**GIVEN EXERCISE**
Make an exact copy of the records, with the pictures left out.

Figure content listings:
___
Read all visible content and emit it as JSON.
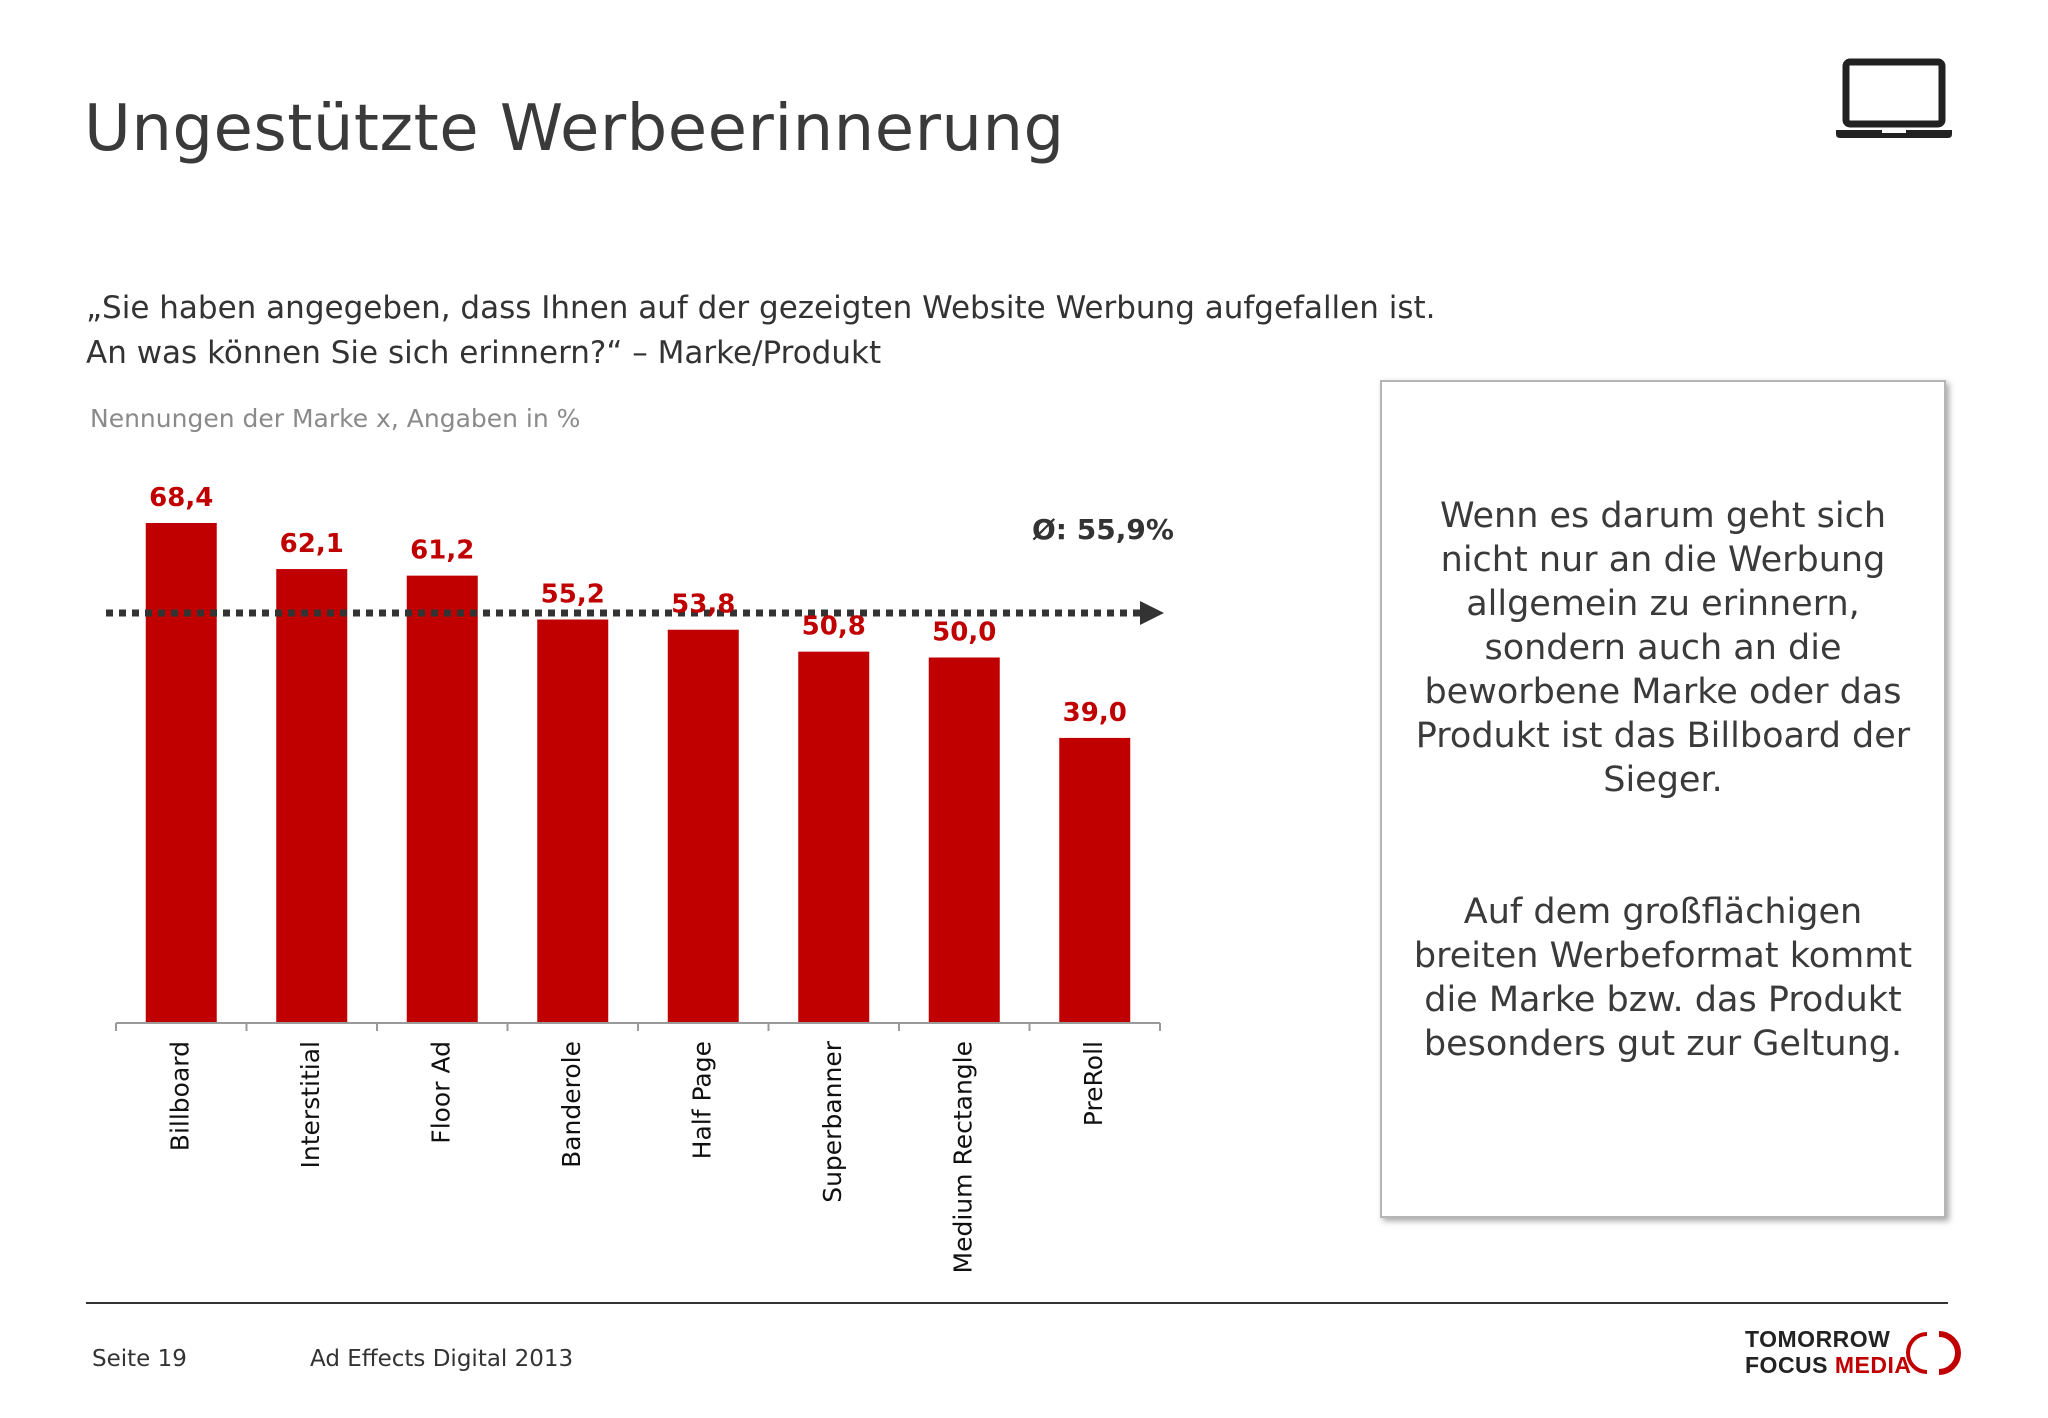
{
  "header": {
    "title": "Ungestützte Werbeerinnerung",
    "device_icon": "laptop-icon"
  },
  "question": {
    "line1": "„Sie haben angegeben, dass Ihnen auf der gezeigten Website Werbung aufgefallen ist.",
    "line2": "An was können Sie sich erinnern?“ – Marke/Produkt"
  },
  "chart_subtitle": "Nennungen der Marke x, Angaben in %",
  "chart_data": {
    "type": "bar",
    "title": "",
    "xlabel": "",
    "ylabel": "",
    "categories": [
      "Billboard",
      "Interstitial",
      "Floor Ad",
      "Banderole",
      "Half Page",
      "Superbanner",
      "Medium Rectangle",
      "PreRoll"
    ],
    "values": [
      68.4,
      62.1,
      61.2,
      55.2,
      53.8,
      50.8,
      50.0,
      39.0
    ],
    "value_labels": [
      "68,4",
      "62,1",
      "61,2",
      "55,2",
      "53,8",
      "50,8",
      "50,0",
      "39,0"
    ],
    "ylim": [
      0,
      70
    ],
    "grid": false,
    "legend": "none",
    "average": {
      "value": 55.9,
      "label": "Ø: 55,9%"
    },
    "bar_color": "#c00000"
  },
  "callout": {
    "paragraph1": "Wenn es darum geht sich nicht nur an die Werbung allgemein zu erinnern, sondern auch an die beworbene Marke oder das Produkt ist das Billboard der Sieger.",
    "paragraph2": "Auf dem großflächigen breiten Werbeformat kommt die Marke bzw. das Produkt besonders gut zur Geltung."
  },
  "footer": {
    "page": "Seite 19",
    "study": "Ad Effects Digital 2013",
    "logo_line1": "TOMORROW",
    "logo_line2_a": "FOCUS",
    "logo_line2_b": "MEDIA"
  },
  "colors": {
    "accent": "#c00000",
    "text": "#333333",
    "subtle": "#8a8a8a"
  }
}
___
**RESULT**
Read all visible content and emit it as JSON.
{
  "header": {
    "title": "Ungestützte Werbeerinnerung",
    "device_icon": "laptop-icon"
  },
  "question": {
    "line1": "„Sie haben angegeben, dass Ihnen auf der gezeigten Website Werbung aufgefallen ist.",
    "line2": "An was können Sie sich erinnern?“ – Marke/Produkt"
  },
  "chart_subtitle": "Nennungen der Marke x, Angaben in %",
  "chart_data": {
    "type": "bar",
    "title": "",
    "xlabel": "",
    "ylabel": "",
    "categories": [
      "Billboard",
      "Interstitial",
      "Floor Ad",
      "Banderole",
      "Half Page",
      "Superbanner",
      "Medium Rectangle",
      "PreRoll"
    ],
    "values": [
      68.4,
      62.1,
      61.2,
      55.2,
      53.8,
      50.8,
      50.0,
      39.0
    ],
    "value_labels": [
      "68,4",
      "62,1",
      "61,2",
      "55,2",
      "53,8",
      "50,8",
      "50,0",
      "39,0"
    ],
    "ylim": [
      0,
      70
    ],
    "grid": false,
    "legend": "none",
    "average": {
      "value": 55.9,
      "label": "Ø: 55,9%"
    },
    "bar_color": "#c00000"
  },
  "callout": {
    "paragraph1": "Wenn es darum geht sich nicht nur an die Werbung allgemein zu erinnern, sondern auch an die beworbene Marke oder das Produkt ist das Billboard der Sieger.",
    "paragraph2": "Auf dem großflächigen breiten Werbeformat kommt die Marke bzw. das Produkt besonders gut zur Geltung."
  },
  "footer": {
    "page": "Seite 19",
    "study": "Ad Effects Digital 2013",
    "logo_line1": "TOMORROW",
    "logo_line2_a": "FOCUS",
    "logo_line2_b": "MEDIA"
  },
  "colors": {
    "accent": "#c00000",
    "text": "#333333",
    "subtle": "#8a8a8a"
  }
}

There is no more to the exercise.